§ **What the task requires**
Locate every line in the entries that contains the string "Omdorman", matching case exactly, and copy each of those lines.

[Dataset excerpt]
┌──

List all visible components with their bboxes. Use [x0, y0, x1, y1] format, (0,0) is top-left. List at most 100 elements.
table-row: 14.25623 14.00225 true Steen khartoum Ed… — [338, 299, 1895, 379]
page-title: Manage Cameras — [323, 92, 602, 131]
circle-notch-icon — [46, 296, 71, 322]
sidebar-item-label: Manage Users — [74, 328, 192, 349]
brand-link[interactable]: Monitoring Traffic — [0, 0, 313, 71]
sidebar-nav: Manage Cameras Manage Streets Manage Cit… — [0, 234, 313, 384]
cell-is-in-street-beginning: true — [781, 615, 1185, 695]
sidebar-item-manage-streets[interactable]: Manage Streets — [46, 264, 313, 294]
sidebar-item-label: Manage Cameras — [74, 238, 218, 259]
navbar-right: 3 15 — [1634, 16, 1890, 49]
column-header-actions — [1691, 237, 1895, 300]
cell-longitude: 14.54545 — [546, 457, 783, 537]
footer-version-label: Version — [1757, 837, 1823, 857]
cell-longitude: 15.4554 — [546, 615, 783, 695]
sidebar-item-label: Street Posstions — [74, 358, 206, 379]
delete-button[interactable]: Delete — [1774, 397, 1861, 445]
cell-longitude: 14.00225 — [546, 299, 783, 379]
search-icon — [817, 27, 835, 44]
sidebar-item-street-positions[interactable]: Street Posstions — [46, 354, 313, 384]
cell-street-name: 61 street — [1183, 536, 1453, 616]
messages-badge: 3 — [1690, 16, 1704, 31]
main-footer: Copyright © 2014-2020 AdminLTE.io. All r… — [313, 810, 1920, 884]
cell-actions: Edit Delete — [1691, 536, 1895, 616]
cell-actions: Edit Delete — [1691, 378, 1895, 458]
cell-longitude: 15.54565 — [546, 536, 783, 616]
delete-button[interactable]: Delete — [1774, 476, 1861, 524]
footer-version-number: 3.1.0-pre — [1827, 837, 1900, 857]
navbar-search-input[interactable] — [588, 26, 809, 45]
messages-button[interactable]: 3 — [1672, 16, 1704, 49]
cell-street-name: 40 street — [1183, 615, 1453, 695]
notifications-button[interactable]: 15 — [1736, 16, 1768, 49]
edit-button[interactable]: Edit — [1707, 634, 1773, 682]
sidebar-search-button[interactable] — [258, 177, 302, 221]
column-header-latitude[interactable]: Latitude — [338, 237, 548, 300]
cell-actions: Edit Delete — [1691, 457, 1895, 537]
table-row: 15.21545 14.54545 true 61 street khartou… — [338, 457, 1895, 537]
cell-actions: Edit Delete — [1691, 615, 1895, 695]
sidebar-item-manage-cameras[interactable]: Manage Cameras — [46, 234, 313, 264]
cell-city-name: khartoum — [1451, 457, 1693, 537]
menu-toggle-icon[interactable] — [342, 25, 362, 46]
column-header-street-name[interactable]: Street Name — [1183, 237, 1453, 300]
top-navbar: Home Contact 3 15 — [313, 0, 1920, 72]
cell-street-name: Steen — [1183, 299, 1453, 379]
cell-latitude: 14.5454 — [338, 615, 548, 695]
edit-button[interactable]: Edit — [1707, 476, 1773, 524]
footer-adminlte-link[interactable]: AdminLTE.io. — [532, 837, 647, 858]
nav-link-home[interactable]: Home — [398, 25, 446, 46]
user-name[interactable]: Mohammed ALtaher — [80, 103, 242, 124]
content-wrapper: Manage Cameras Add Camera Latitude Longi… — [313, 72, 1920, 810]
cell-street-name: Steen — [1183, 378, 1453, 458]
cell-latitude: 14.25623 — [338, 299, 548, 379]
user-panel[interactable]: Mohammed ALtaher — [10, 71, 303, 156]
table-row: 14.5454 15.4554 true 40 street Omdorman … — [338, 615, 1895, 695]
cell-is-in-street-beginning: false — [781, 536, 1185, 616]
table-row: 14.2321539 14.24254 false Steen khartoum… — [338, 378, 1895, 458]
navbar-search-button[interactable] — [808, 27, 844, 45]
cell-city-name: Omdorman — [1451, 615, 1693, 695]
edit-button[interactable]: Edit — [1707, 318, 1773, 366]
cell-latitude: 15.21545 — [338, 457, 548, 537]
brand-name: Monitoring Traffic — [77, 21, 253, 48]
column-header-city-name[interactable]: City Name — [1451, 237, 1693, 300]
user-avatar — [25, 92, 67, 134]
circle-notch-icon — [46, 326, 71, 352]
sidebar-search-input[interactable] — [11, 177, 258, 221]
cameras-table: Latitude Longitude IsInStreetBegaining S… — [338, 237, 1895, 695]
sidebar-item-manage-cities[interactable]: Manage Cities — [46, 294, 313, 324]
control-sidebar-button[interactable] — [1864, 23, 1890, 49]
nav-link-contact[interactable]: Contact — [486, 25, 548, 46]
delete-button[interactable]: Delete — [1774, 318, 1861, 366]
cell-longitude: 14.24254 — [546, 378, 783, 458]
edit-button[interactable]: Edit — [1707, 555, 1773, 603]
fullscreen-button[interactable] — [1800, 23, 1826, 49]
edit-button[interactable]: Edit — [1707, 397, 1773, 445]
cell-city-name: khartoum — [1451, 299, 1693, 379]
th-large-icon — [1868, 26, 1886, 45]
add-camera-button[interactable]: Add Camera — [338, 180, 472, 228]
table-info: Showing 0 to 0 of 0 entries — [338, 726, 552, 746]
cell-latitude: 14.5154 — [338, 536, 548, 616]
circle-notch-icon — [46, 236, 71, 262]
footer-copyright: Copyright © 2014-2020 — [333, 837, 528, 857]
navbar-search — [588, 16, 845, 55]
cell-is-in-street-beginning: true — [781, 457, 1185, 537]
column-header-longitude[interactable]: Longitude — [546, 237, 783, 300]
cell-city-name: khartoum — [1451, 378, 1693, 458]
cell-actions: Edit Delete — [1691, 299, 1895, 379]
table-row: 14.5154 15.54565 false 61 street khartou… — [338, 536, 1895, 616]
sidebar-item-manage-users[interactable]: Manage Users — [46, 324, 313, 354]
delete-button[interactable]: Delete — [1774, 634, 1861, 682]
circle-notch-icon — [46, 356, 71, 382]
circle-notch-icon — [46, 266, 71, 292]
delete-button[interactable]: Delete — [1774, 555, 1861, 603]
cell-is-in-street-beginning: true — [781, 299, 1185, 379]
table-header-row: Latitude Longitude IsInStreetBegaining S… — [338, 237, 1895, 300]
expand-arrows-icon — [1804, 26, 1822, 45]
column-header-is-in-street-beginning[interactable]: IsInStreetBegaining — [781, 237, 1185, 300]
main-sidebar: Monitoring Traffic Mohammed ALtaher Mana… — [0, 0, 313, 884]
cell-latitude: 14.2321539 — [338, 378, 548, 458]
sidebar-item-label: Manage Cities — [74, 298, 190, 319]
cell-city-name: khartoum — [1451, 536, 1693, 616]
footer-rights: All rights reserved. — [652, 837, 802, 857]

└──

§ **The solution**
table-row: 14.5454 15.4554 true 40 street Omdorman … — [338, 615, 1895, 695]
cell-city-name: Omdorman — [1451, 615, 1693, 695]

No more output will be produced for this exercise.